Selected text →
▶
Adding rooftop solar to social housing tenants brings equality, savings
Modelling from UNSW and the Australian PV Institute has found governments investing in rooftop solar for state-owned and NGO-owned social housing would save low-income tenants money, deliver returns within just a handful of years, and support the grid with new generation.
Social housing stock has considerable rooftop solar potential, representing an opportunity for governments to support low-income households.
New modelling conducted by the University of New South Wales and the Australian PV Institute, and championed by solar and renewable advocates Solar Citizens, showed households would save an average of $860 a year if social and community housing stock in New South Wales were fitted with solar panels.
◀
Copy the text on rooftop solar for social housing from "Adding rooftop solar" to "with solar panels.".

Dataset entries →
▶
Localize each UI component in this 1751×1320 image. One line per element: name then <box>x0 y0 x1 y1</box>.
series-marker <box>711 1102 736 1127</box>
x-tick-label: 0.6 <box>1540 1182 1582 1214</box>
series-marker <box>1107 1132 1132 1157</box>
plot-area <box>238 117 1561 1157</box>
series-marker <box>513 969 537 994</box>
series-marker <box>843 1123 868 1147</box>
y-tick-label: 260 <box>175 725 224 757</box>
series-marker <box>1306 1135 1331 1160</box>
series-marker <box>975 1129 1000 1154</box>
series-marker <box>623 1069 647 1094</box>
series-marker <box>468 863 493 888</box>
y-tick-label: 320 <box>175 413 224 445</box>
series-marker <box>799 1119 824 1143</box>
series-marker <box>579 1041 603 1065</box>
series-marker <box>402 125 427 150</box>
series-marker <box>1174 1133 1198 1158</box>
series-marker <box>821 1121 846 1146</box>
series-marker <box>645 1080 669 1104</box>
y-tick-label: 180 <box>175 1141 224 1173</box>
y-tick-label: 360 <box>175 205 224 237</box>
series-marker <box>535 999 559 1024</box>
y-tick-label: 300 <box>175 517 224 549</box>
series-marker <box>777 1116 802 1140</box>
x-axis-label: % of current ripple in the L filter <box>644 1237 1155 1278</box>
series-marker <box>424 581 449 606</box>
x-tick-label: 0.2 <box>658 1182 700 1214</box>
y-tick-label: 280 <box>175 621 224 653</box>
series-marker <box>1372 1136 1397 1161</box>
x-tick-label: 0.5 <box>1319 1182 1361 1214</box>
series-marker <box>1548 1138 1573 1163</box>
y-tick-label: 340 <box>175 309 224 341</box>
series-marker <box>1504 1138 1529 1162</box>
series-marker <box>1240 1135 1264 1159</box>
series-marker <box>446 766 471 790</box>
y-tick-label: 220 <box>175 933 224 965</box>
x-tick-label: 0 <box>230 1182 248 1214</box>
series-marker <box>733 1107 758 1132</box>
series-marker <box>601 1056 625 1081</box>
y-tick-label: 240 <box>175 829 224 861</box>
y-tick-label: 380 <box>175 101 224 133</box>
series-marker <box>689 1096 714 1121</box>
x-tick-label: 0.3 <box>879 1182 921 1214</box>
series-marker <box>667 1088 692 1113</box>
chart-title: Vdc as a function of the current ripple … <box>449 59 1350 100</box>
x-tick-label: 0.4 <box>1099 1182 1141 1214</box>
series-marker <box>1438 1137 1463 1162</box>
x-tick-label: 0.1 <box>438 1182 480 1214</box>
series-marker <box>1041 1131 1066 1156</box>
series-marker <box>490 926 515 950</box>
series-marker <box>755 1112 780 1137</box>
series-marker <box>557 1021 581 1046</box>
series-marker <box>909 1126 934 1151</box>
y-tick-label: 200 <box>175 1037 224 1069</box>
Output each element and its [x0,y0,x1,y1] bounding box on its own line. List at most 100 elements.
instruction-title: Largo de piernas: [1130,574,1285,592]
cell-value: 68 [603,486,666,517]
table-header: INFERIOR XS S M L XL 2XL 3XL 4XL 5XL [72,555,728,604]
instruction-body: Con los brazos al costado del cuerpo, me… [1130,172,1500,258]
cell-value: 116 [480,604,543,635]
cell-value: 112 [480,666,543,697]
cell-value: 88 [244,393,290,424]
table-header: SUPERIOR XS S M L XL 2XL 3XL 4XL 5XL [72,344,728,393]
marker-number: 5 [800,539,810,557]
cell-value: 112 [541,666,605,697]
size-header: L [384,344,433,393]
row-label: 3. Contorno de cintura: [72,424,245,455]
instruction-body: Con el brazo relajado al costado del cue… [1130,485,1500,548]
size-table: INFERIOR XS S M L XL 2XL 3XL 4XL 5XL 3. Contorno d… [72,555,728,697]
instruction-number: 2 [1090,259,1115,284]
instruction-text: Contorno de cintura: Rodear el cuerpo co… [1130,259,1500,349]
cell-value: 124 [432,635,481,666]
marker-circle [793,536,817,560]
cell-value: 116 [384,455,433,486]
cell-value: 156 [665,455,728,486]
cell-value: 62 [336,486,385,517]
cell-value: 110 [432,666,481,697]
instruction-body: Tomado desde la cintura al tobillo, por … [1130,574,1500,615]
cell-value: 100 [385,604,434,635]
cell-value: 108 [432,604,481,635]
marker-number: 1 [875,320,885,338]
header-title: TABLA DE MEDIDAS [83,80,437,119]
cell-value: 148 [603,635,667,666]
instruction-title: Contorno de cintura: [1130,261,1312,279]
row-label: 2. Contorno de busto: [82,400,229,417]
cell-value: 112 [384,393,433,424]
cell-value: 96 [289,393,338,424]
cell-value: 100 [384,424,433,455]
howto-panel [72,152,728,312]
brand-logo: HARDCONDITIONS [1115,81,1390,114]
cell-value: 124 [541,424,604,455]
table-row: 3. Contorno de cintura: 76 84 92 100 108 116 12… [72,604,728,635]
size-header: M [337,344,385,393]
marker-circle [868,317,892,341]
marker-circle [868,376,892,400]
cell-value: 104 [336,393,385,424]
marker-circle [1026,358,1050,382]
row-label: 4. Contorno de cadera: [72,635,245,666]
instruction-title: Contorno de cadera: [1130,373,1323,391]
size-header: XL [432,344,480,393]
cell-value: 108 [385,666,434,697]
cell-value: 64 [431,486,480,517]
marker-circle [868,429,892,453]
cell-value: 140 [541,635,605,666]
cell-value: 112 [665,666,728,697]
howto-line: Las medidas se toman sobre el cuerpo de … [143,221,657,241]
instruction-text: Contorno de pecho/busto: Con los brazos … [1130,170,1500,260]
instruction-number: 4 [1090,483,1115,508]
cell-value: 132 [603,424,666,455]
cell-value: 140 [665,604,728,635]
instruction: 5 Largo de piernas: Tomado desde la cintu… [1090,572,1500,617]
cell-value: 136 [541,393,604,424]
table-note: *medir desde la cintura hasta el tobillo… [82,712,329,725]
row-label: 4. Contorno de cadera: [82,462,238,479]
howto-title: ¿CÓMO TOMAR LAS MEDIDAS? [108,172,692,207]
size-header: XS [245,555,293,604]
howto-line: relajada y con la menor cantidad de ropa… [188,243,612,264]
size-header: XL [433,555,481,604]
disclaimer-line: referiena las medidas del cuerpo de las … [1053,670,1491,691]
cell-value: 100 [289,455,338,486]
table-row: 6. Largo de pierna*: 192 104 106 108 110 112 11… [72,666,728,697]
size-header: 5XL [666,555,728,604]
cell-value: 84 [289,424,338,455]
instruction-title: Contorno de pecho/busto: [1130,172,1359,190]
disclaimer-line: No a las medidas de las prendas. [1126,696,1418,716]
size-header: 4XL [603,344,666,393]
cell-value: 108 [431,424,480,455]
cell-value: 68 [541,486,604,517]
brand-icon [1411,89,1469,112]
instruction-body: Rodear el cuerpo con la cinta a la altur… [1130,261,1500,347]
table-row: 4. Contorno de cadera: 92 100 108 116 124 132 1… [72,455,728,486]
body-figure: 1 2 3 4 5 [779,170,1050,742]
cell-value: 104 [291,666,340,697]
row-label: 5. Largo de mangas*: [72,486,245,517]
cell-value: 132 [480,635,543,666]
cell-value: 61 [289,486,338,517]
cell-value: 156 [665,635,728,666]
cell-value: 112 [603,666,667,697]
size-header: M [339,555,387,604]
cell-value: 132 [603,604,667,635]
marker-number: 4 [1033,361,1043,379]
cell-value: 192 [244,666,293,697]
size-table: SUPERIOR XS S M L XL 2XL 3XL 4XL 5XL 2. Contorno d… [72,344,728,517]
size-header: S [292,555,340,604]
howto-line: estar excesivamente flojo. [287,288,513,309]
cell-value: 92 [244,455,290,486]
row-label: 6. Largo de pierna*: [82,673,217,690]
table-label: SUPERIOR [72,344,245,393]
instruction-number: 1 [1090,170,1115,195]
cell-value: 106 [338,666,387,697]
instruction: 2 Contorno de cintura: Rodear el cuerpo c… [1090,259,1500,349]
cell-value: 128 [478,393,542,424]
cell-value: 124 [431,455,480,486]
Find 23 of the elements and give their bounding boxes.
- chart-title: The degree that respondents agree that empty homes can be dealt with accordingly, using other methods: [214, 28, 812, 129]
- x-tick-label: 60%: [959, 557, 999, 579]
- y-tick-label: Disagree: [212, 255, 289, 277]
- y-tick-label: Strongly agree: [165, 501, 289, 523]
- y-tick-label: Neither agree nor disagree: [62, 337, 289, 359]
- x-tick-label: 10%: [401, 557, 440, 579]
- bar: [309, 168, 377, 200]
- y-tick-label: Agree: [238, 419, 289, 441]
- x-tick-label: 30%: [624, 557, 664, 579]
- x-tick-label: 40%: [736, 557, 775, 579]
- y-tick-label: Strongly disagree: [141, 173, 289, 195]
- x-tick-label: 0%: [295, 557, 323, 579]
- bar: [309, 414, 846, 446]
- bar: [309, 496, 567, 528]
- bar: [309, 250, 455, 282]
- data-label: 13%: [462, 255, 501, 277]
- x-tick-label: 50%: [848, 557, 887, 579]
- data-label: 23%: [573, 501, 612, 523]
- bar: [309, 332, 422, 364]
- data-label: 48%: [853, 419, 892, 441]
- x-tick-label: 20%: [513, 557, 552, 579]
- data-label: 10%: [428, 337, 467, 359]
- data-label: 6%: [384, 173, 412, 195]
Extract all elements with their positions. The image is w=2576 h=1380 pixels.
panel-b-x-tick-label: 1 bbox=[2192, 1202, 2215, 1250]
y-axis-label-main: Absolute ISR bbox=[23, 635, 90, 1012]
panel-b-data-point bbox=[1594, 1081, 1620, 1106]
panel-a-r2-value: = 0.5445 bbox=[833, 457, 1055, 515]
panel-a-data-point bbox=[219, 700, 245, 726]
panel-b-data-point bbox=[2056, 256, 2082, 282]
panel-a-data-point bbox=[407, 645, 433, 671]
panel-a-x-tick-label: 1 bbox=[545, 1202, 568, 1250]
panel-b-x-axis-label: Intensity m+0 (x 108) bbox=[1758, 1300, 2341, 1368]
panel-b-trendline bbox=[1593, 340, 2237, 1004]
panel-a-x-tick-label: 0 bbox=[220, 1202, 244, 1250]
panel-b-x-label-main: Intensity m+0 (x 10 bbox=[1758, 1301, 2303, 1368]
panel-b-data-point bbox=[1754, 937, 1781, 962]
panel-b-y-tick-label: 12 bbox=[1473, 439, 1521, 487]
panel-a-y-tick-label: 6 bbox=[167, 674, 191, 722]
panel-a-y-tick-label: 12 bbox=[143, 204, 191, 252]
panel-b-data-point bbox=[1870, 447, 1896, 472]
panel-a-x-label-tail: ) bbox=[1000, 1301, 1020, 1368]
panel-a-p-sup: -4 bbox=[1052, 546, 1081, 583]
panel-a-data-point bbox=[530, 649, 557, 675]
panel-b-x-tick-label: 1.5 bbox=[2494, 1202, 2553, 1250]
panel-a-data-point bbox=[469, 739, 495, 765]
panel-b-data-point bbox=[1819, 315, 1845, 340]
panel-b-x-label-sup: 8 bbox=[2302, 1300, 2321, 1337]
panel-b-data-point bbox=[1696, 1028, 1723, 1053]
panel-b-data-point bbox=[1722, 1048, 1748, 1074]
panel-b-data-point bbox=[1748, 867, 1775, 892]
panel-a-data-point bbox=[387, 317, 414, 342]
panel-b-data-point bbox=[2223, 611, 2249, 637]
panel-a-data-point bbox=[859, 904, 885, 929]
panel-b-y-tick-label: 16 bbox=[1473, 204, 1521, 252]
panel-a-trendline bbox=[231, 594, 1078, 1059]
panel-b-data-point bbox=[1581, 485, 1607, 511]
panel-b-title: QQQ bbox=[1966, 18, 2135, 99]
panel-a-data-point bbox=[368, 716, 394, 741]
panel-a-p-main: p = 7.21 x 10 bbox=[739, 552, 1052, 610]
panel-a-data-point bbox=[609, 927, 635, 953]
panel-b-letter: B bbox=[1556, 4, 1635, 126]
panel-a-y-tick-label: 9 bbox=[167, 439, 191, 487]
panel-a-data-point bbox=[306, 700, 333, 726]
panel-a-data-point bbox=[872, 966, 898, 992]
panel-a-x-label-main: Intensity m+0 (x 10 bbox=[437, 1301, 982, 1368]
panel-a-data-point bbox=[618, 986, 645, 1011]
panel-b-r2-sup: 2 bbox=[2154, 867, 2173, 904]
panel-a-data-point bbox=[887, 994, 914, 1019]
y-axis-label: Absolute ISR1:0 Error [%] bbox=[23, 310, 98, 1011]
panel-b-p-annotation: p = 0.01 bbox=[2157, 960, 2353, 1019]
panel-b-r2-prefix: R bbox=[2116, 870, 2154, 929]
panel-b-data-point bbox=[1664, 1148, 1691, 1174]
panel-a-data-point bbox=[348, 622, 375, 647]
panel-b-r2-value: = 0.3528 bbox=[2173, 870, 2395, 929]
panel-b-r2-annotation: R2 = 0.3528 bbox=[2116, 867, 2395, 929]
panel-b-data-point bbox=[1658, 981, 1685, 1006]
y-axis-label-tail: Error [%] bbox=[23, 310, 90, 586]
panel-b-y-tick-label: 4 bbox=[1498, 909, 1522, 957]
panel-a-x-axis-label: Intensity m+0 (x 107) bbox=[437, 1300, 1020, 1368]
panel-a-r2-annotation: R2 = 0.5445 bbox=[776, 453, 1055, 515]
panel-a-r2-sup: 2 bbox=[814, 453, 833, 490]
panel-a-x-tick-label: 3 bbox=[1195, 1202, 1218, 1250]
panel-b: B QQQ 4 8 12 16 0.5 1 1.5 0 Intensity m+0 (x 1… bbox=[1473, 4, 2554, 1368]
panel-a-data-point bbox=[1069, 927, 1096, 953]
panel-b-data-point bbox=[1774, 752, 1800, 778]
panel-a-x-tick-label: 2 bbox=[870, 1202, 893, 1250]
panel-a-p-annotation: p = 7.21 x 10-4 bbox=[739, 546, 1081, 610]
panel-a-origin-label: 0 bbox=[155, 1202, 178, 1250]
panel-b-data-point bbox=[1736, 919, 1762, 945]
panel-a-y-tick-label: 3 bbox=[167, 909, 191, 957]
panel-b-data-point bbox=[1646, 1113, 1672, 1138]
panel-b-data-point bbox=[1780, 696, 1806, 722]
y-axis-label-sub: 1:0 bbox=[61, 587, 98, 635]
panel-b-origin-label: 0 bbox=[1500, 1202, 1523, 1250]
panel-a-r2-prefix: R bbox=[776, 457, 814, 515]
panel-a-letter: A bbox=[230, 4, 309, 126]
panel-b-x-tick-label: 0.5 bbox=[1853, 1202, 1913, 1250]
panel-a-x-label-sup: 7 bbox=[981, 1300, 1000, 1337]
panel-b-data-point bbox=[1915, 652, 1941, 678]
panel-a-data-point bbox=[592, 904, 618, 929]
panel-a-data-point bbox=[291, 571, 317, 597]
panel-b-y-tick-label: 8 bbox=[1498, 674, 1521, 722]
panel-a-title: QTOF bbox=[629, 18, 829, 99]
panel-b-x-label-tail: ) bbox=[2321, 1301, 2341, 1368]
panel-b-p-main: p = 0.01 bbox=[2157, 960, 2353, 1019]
◀
Answer to this problem →
Adding rooftop solar to social housing tenants brings equality, savings
Modelling from UNSW and the Australian PV Institute has found governments investing in rooftop solar for state-owned and NGO-owned social housing would save low-income tenants money, deliver returns within just a handful of years, and support the grid with new generation.
Social housing stock has considerable rooftop solar potential, representing an opportunity for governments to support low-income households.
New modelling conducted by the University of New South Wales and the Australian PV Institute, and championed by solar and renewable advocates Solar Citizens, showed households would save an average of $860 a year if social and community housing stock in New South Wales were fitted with solar panels.